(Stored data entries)
####

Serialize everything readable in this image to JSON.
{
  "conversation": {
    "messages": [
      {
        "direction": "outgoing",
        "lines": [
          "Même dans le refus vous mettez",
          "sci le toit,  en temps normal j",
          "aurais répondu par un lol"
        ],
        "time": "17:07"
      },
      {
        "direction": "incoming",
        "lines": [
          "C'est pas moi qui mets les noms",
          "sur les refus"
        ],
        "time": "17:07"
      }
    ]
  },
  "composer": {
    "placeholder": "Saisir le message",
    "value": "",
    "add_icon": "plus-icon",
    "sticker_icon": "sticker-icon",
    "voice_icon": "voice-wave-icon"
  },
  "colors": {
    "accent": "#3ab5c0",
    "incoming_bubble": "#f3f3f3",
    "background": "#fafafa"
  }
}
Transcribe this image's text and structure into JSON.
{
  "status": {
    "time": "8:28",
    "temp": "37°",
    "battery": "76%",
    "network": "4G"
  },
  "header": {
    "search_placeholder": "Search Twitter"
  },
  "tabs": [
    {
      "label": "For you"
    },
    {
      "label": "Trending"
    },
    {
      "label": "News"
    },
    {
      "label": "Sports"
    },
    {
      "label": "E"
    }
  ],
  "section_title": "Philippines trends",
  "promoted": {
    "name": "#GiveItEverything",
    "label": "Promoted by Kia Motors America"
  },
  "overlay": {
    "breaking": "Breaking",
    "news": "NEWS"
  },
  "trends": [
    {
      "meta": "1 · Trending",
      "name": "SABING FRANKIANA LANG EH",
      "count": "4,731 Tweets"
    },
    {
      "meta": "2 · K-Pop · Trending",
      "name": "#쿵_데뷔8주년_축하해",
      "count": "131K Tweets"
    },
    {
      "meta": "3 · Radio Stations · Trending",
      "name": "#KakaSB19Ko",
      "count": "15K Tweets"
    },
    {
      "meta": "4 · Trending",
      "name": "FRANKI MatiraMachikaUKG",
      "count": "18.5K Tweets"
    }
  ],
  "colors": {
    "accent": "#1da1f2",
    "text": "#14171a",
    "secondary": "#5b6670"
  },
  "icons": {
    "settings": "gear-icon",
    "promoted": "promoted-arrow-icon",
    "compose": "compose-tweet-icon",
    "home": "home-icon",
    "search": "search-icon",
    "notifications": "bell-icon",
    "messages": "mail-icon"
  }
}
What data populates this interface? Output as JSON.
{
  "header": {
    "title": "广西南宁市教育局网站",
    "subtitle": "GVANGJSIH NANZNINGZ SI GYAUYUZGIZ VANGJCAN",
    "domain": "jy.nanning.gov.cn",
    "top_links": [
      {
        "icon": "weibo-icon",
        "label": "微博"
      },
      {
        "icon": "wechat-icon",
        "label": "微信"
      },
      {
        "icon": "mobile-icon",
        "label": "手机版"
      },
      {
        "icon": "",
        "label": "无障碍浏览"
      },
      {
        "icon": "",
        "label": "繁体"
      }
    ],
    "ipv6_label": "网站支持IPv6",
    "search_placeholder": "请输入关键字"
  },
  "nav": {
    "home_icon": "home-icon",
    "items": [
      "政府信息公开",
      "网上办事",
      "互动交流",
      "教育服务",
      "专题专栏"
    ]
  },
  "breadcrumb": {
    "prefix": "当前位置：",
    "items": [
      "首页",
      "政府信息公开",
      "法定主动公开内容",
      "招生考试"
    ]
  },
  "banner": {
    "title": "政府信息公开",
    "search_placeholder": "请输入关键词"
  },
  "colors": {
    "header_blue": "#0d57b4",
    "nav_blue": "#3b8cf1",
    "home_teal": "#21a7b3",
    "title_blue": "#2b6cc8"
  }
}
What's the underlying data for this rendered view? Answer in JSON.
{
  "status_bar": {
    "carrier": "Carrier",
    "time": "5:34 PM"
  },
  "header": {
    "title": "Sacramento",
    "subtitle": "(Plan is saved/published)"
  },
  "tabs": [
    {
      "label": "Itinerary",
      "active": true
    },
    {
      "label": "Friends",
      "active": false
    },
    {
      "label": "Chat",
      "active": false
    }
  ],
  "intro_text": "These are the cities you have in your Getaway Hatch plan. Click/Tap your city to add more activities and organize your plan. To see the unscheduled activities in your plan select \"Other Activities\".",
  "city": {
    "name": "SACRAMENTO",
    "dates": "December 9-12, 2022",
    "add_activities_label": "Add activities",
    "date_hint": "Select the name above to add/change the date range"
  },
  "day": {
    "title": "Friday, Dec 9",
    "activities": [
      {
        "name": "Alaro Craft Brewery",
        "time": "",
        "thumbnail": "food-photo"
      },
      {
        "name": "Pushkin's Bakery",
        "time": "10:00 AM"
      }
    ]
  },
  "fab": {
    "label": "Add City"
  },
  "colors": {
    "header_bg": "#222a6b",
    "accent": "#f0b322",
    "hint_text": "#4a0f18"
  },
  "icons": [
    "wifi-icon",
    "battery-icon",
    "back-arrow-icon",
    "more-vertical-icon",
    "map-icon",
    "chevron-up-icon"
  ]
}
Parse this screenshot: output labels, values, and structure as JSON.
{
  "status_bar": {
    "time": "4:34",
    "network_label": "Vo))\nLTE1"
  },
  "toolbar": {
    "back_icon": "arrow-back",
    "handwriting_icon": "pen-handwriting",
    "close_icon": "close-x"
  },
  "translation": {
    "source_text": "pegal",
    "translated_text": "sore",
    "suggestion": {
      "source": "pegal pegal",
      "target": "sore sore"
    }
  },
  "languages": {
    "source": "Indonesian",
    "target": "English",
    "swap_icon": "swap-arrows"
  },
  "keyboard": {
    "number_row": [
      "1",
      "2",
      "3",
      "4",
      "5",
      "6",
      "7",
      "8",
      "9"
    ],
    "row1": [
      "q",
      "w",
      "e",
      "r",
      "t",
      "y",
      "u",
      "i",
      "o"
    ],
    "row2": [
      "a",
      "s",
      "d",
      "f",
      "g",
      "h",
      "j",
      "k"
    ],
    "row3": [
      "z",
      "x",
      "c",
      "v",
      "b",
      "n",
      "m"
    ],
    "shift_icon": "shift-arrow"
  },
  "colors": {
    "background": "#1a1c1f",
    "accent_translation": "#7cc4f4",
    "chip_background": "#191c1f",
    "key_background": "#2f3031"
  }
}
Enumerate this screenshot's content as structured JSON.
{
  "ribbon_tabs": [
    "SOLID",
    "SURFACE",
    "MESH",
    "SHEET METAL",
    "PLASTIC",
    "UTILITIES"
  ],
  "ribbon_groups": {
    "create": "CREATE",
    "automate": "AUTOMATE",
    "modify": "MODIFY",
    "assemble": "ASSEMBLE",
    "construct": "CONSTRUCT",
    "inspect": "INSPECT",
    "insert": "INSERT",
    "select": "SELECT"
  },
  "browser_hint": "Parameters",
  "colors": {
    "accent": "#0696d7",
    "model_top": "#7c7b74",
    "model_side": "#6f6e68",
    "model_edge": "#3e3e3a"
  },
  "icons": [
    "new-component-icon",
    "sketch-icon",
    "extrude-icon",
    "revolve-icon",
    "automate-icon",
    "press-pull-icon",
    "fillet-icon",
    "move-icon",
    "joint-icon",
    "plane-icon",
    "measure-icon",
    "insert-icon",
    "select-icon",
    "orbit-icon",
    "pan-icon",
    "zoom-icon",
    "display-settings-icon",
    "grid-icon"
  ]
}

####

▶ _Problem_
Return the material exactly as it stands.

▶ _Reply to the exercise_
Serialize everything readable in this image to JSON.
{
  "conversation": {
    "messages": [
      {
        "direction": "outgoing",
        "lines": [
          "Même dans le refus vous mettez",
          "sci le toit,  en temps normal j",
          "aurais répondu par un lol"
        ],
        "time": "17:07"
      },
      {
        "direction": "incoming",
        "lines": [
          "C'est pas moi qui mets les noms",
          "sur les refus"
        ],
        "time": "17:07"
      }
    ]
  },
  "composer": {
    "placeholder": "Saisir le message",
    "value": "",
    "add_icon": "plus-icon",
    "sticker_icon": "sticker-icon",
    "voice_icon": "voice-wave-icon"
  },
  "colors": {
    "accent": "#3ab5c0",
    "incoming_bubble": "#f3f3f3",
    "background": "#fafafa"
  }
}
Transcribe this image's text and structure into JSON.
{
  "status": {
    "time": "8:28",
    "temp": "37°",
    "battery": "76%",
    "network": "4G"
  },
  "header": {
    "search_placeholder": "Search Twitter"
  },
  "tabs": [
    {
      "label": "For you"
    },
    {
      "label": "Trending"
    },
    {
      "label": "News"
    },
    {
      "label": "Sports"
    },
    {
      "label": "E"
    }
  ],
  "section_title": "Philippines trends",
  "promoted": {
    "name": "#GiveItEverything",
    "label": "Promoted by Kia Motors America"
  },
  "overlay": {
    "breaking": "Breaking",
    "news": "NEWS"
  },
  "trends": [
    {
      "meta": "1 · Trending",
      "name": "SABING FRANKIANA LANG EH",
      "count": "4,731 Tweets"
    },
    {
      "meta": "2 · K-Pop · Trending",
      "name": "#쿵_데뷔8주년_축하해",
      "count": "131K Tweets"
    },
    {
      "meta": "3 · Radio Stations · Trending",
      "name": "#KakaSB19Ko",
      "count": "15K Tweets"
    },
    {
      "meta": "4 · Trending",
      "name": "FRANKI MatiraMachikaUKG",
      "count": "18.5K Tweets"
    }
  ],
  "colors": {
    "accent": "#1da1f2",
    "text": "#14171a",
    "secondary": "#5b6670"
  },
  "icons": {
    "settings": "gear-icon",
    "promoted": "promoted-arrow-icon",
    "compose": "compose-tweet-icon",
    "home": "home-icon",
    "search": "search-icon",
    "notifications": "bell-icon",
    "messages": "mail-icon"
  }
}
What data populates this interface? Output as JSON.
{
  "header": {
    "title": "广西南宁市教育局网站",
    "subtitle": "GVANGJSIH NANZNINGZ SI GYAUYUZGIZ VANGJCAN",
    "domain": "jy.nanning.gov.cn",
    "top_links": [
      {
        "icon": "weibo-icon",
        "label": "微博"
      },
      {
        "icon": "wechat-icon",
        "label": "微信"
      },
      {
        "icon": "mobile-icon",
        "label": "手机版"
      },
      {
        "icon": "",
        "label": "无障碍浏览"
      },
      {
        "icon": "",
        "label": "繁体"
      }
    ],
    "ipv6_label": "网站支持IPv6",
    "search_placeholder": "请输入关键字"
  },
  "nav": {
    "home_icon": "home-icon",
    "items": [
      "政府信息公开",
      "网上办事",
      "互动交流",
      "教育服务",
      "专题专栏"
    ]
  },
  "breadcrumb": {
    "prefix": "当前位置：",
    "items": [
      "首页",
      "政府信息公开",
      "法定主动公开内容",
      "招生考试"
    ]
  },
  "banner": {
    "title": "政府信息公开",
    "search_placeholder": "请输入关键词"
  },
  "colors": {
    "header_blue": "#0d57b4",
    "nav_blue": "#3b8cf1",
    "home_teal": "#21a7b3",
    "title_blue": "#2b6cc8"
  }
}
What's the underlying data for this rendered view? Answer in JSON.
{
  "status_bar": {
    "carrier": "Carrier",
    "time": "5:34 PM"
  },
  "header": {
    "title": "Sacramento",
    "subtitle": "(Plan is saved/published)"
  },
  "tabs": [
    {
      "label": "Itinerary",
      "active": true
    },
    {
      "label": "Friends",
      "active": false
    },
    {
      "label": "Chat",
      "active": false
    }
  ],
  "intro_text": "These are the cities you have in your Getaway Hatch plan. Click/Tap your city to add more activities and organize your plan. To see the unscheduled activities in your plan select \"Other Activities\".",
  "city": {
    "name": "SACRAMENTO",
    "dates": "December 9-12, 2022",
    "add_activities_label": "Add activities",
    "date_hint": "Select the name above to add/change the date range"
  },
  "day": {
    "title": "Friday, Dec 9",
    "activities": [
      {
        "name": "Alaro Craft Brewery",
        "time": "",
        "thumbnail": "food-photo"
      },
      {
        "name": "Pushkin's Bakery",
        "time": "10:00 AM"
      }
    ]
  },
  "fab": {
    "label": "Add City"
  },
  "colors": {
    "header_bg": "#222a6b",
    "accent": "#f0b322",
    "hint_text": "#4a0f18"
  },
  "icons": [
    "wifi-icon",
    "battery-icon",
    "back-arrow-icon",
    "more-vertical-icon",
    "map-icon",
    "chevron-up-icon"
  ]
}
Parse this screenshot: output labels, values, and structure as JSON.
{
  "status_bar": {
    "time": "4:34",
    "network_label": "Vo))\nLTE1"
  },
  "toolbar": {
    "back_icon": "arrow-back",
    "handwriting_icon": "pen-handwriting",
    "close_icon": "close-x"
  },
  "translation": {
    "source_text": "pegal",
    "translated_text": "sore",
    "suggestion": {
      "source": "pegal pegal",
      "target": "sore sore"
    }
  },
  "languages": {
    "source": "Indonesian",
    "target": "English",
    "swap_icon": "swap-arrows"
  },
  "keyboard": {
    "number_row": [
      "1",
      "2",
      "3",
      "4",
      "5",
      "6",
      "7",
      "8",
      "9"
    ],
    "row1": [
      "q",
      "w",
      "e",
      "r",
      "t",
      "y",
      "u",
      "i",
      "o"
    ],
    "row2": [
      "a",
      "s",
      "d",
      "f",
      "g",
      "h",
      "j",
      "k"
    ],
    "row3": [
      "z",
      "x",
      "c",
      "v",
      "b",
      "n",
      "m"
    ],
    "shift_icon": "shift-arrow"
  },
  "colors": {
    "background": "#1a1c1f",
    "accent_translation": "#7cc4f4",
    "chip_background": "#191c1f",
    "key_background": "#2f3031"
  }
}
Enumerate this screenshot's content as structured JSON.
{
  "ribbon_tabs": [
    "SOLID",
    "SURFACE",
    "MESH",
    "SHEET METAL",
    "PLASTIC",
    "UTILITIES"
  ],
  "ribbon_groups": {
    "create": "CREATE",
    "automate": "AUTOMATE",
    "modify": "MODIFY",
    "assemble": "ASSEMBLE",
    "construct": "CONSTRUCT",
    "inspect": "INSPECT",
    "insert": "INSERT",
    "select": "SELECT"
  },
  "browser_hint": "Parameters",
  "colors": {
    "accent": "#0696d7",
    "model_top": "#7c7b74",
    "model_side": "#6f6e68",
    "model_edge": "#3e3e3a"
  },
  "icons": [
    "new-component-icon",
    "sketch-icon",
    "extrude-icon",
    "revolve-icon",
    "automate-icon",
    "press-pull-icon",
    "fillet-icon",
    "move-icon",
    "joint-icon",
    "plane-icon",
    "measure-icon",
    "insert-icon",
    "select-icon",
    "orbit-icon",
    "pan-icon",
    "zoom-icon",
    "display-settings-icon",
    "grid-icon"
  ]
}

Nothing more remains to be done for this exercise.